__DATA EXTRACT__:
****************

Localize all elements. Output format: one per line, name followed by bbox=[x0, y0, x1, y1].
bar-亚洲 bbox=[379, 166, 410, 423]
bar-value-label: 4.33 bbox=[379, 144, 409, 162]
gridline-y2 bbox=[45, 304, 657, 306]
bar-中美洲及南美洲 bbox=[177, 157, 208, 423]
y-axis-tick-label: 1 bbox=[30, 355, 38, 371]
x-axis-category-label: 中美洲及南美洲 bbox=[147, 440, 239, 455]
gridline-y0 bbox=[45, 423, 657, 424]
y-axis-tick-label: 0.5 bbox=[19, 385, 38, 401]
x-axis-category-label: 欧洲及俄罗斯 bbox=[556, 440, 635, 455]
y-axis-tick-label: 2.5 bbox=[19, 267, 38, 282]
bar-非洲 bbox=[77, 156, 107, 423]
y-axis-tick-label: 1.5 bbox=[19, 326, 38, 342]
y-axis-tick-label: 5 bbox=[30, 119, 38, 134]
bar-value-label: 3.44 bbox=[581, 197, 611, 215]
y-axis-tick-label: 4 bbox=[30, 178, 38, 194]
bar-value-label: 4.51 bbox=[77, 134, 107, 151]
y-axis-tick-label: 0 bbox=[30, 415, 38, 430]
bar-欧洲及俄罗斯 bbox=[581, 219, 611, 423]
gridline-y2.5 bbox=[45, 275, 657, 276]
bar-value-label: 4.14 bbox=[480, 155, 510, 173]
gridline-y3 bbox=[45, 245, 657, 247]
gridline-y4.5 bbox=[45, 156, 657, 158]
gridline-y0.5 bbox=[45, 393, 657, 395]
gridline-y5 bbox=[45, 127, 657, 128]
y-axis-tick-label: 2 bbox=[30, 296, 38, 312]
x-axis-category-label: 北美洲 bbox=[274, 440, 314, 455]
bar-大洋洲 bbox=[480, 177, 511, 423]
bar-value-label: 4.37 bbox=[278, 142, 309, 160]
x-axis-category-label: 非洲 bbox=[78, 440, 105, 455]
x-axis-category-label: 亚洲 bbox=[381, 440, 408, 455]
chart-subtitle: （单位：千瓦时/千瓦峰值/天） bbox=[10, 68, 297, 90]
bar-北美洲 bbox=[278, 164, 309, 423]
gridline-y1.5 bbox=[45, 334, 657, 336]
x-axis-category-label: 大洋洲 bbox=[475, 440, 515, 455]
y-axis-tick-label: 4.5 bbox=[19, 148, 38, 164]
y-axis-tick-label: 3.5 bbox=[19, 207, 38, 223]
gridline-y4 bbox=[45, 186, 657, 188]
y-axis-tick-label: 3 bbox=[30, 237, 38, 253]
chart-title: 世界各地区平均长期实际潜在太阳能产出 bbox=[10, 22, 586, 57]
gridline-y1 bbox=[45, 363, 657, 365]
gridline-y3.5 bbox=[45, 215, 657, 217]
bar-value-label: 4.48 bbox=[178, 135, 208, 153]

****************

__EXERCISE DESCRIPTION__: Reproduce every line of the data above verbatim, in its original order.

__EXPECTED OUTPUT__:
Localize all elements. Output format: one per line, name followed by bbox=[x0, y0, x1, y1].
bar-亚洲 bbox=[379, 166, 410, 423]
bar-value-label: 4.33 bbox=[379, 144, 409, 162]
gridline-y2 bbox=[45, 304, 657, 306]
bar-中美洲及南美洲 bbox=[177, 157, 208, 423]
y-axis-tick-label: 1 bbox=[30, 355, 38, 371]
x-axis-category-label: 中美洲及南美洲 bbox=[147, 440, 239, 455]
gridline-y0 bbox=[45, 423, 657, 424]
y-axis-tick-label: 0.5 bbox=[19, 385, 38, 401]
x-axis-category-label: 欧洲及俄罗斯 bbox=[556, 440, 635, 455]
y-axis-tick-label: 2.5 bbox=[19, 267, 38, 282]
bar-非洲 bbox=[77, 156, 107, 423]
y-axis-tick-label: 1.5 bbox=[19, 326, 38, 342]
y-axis-tick-label: 5 bbox=[30, 119, 38, 134]
bar-value-label: 3.44 bbox=[581, 197, 611, 215]
y-axis-tick-label: 4 bbox=[30, 178, 38, 194]
bar-value-label: 4.51 bbox=[77, 134, 107, 151]
y-axis-tick-label: 0 bbox=[30, 415, 38, 430]
bar-欧洲及俄罗斯 bbox=[581, 219, 611, 423]
gridline-y2.5 bbox=[45, 275, 657, 276]
bar-value-label: 4.14 bbox=[480, 155, 510, 173]
gridline-y3 bbox=[45, 245, 657, 247]
gridline-y4.5 bbox=[45, 156, 657, 158]
gridline-y0.5 bbox=[45, 393, 657, 395]
gridline-y5 bbox=[45, 127, 657, 128]
y-axis-tick-label: 2 bbox=[30, 296, 38, 312]
x-axis-category-label: 北美洲 bbox=[274, 440, 314, 455]
bar-大洋洲 bbox=[480, 177, 511, 423]
bar-value-label: 4.37 bbox=[278, 142, 309, 160]
x-axis-category-label: 非洲 bbox=[78, 440, 105, 455]
x-axis-category-label: 亚洲 bbox=[381, 440, 408, 455]
chart-subtitle: （单位：千瓦时/千瓦峰值/天） bbox=[10, 68, 297, 90]
bar-北美洲 bbox=[278, 164, 309, 423]
gridline-y1.5 bbox=[45, 334, 657, 336]
x-axis-category-label: 大洋洲 bbox=[475, 440, 515, 455]
y-axis-tick-label: 4.5 bbox=[19, 148, 38, 164]
y-axis-tick-label: 3.5 bbox=[19, 207, 38, 223]
gridline-y4 bbox=[45, 186, 657, 188]
y-axis-tick-label: 3 bbox=[30, 237, 38, 253]
chart-title: 世界各地区平均长期实际潜在太阳能产出 bbox=[10, 22, 586, 57]
gridline-y1 bbox=[45, 363, 657, 365]
gridline-y3.5 bbox=[45, 215, 657, 217]
bar-value-label: 4.48 bbox=[178, 135, 208, 153]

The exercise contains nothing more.